── Supplied entries

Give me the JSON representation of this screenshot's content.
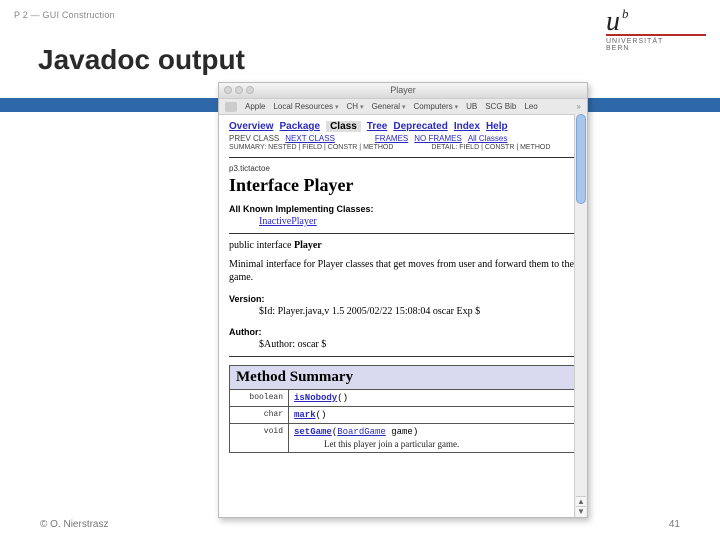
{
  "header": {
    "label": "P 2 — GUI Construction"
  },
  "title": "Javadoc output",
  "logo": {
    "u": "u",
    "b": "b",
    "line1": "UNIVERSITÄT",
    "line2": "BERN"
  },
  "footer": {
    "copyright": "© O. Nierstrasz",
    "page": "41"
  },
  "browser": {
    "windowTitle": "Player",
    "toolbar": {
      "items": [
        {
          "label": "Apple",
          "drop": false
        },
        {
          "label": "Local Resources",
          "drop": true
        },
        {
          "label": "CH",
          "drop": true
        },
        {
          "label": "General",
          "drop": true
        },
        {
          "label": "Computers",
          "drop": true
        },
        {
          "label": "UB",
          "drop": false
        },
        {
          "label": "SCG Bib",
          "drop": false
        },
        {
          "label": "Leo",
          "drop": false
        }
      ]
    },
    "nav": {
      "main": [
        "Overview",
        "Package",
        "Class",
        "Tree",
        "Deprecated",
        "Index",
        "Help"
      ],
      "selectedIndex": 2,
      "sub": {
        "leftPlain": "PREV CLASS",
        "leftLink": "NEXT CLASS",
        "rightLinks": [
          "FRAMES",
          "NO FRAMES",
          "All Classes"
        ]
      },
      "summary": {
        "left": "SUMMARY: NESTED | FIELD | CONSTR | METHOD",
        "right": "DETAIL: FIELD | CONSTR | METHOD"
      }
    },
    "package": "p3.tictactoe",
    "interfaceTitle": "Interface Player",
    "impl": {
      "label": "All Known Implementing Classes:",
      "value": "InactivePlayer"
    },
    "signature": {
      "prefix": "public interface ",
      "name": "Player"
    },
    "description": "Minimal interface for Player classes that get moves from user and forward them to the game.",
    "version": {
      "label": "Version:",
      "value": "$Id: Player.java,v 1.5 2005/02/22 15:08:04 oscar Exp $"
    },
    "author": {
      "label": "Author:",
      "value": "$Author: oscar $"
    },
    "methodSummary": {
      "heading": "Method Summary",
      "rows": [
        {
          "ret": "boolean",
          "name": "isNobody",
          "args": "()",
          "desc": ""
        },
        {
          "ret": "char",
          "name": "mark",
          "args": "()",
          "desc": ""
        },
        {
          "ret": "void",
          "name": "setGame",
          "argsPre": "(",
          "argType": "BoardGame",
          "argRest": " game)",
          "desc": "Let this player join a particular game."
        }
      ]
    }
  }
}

────

- **Short exercise**:
In the copy, include no pictures; restate the listing above exactly.

- **Task answer**:
Give me the JSON representation of this screenshot's content.
{
  "header": {
    "label": "P 2 — GUI Construction"
  },
  "title": "Javadoc output",
  "logo": {
    "u": "u",
    "b": "b",
    "line1": "UNIVERSITÄT",
    "line2": "BERN"
  },
  "footer": {
    "copyright": "© O. Nierstrasz",
    "page": "41"
  },
  "browser": {
    "windowTitle": "Player",
    "toolbar": {
      "items": [
        {
          "label": "Apple",
          "drop": false
        },
        {
          "label": "Local Resources",
          "drop": true
        },
        {
          "label": "CH",
          "drop": true
        },
        {
          "label": "General",
          "drop": true
        },
        {
          "label": "Computers",
          "drop": true
        },
        {
          "label": "UB",
          "drop": false
        },
        {
          "label": "SCG Bib",
          "drop": false
        },
        {
          "label": "Leo",
          "drop": false
        }
      ]
    },
    "nav": {
      "main": [
        "Overview",
        "Package",
        "Class",
        "Tree",
        "Deprecated",
        "Index",
        "Help"
      ],
      "selectedIndex": 2,
      "sub": {
        "leftPlain": "PREV CLASS",
        "leftLink": "NEXT CLASS",
        "rightLinks": [
          "FRAMES",
          "NO FRAMES",
          "All Classes"
        ]
      },
      "summary": {
        "left": "SUMMARY: NESTED | FIELD | CONSTR | METHOD",
        "right": "DETAIL: FIELD | CONSTR | METHOD"
      }
    },
    "package": "p3.tictactoe",
    "interfaceTitle": "Interface Player",
    "impl": {
      "label": "All Known Implementing Classes:",
      "value": "InactivePlayer"
    },
    "signature": {
      "prefix": "public interface ",
      "name": "Player"
    },
    "description": "Minimal interface for Player classes that get moves from user and forward them to the game.",
    "version": {
      "label": "Version:",
      "value": "$Id: Player.java,v 1.5 2005/02/22 15:08:04 oscar Exp $"
    },
    "author": {
      "label": "Author:",
      "value": "$Author: oscar $"
    },
    "methodSummary": {
      "heading": "Method Summary",
      "rows": [
        {
          "ret": "boolean",
          "name": "isNobody",
          "args": "()",
          "desc": ""
        },
        {
          "ret": "char",
          "name": "mark",
          "args": "()",
          "desc": ""
        },
        {
          "ret": "void",
          "name": "setGame",
          "argsPre": "(",
          "argType": "BoardGame",
          "argRest": " game)",
          "desc": "Let this player join a particular game."
        }
      ]
    }
  }
}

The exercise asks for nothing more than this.